> [What is expected]: Go through the records line by line and work out how many lines hold the word "fogva". Answer with the number only.

> [Input material]:
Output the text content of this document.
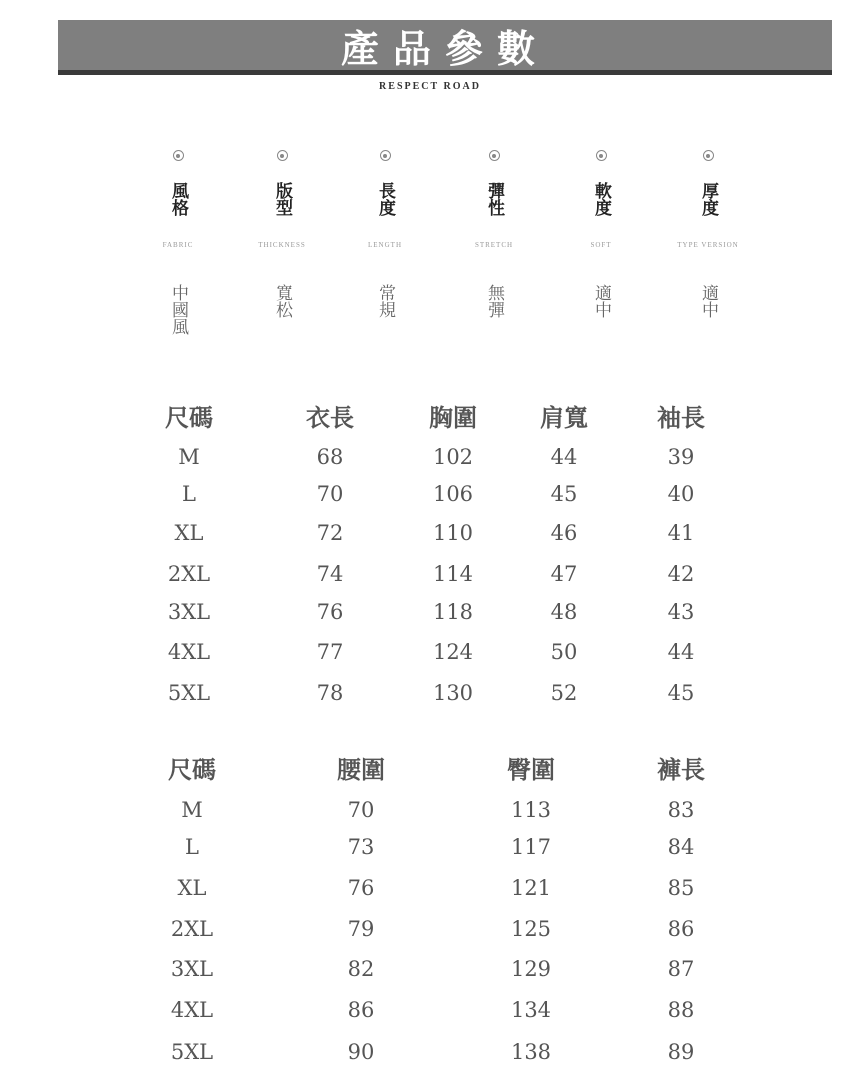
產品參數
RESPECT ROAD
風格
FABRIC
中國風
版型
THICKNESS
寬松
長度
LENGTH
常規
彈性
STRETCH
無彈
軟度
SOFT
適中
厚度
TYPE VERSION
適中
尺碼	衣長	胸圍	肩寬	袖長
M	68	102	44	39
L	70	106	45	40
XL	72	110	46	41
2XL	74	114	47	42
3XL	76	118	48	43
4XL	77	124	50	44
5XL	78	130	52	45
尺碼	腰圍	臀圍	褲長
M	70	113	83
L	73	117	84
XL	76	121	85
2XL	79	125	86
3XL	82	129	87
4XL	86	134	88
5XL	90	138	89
---
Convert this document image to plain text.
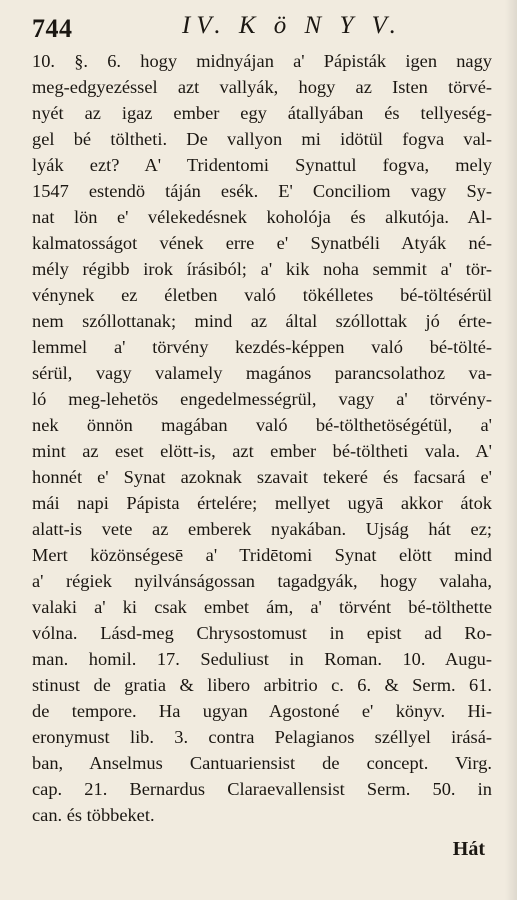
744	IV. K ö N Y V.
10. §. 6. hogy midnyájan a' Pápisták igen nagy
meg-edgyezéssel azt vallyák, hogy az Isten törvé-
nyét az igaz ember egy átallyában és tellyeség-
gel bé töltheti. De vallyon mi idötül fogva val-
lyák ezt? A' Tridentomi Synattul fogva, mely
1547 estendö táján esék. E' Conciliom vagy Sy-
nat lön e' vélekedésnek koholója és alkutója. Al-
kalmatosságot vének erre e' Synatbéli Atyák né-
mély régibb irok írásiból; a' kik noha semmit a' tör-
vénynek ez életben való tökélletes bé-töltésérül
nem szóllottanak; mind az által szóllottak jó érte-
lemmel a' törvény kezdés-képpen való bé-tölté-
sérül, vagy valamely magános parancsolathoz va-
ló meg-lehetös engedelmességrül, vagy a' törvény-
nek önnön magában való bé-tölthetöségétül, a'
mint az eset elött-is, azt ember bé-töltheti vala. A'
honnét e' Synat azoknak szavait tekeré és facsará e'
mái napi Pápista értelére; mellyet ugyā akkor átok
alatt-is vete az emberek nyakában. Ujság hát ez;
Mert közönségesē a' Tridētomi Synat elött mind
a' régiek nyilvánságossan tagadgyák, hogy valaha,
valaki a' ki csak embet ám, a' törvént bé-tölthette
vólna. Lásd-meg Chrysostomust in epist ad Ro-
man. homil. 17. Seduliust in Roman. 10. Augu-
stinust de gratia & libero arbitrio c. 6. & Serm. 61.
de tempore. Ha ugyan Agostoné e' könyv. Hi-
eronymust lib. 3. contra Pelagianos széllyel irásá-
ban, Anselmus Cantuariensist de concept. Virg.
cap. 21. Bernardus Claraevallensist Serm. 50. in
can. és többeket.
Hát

> [Exercise result]: 2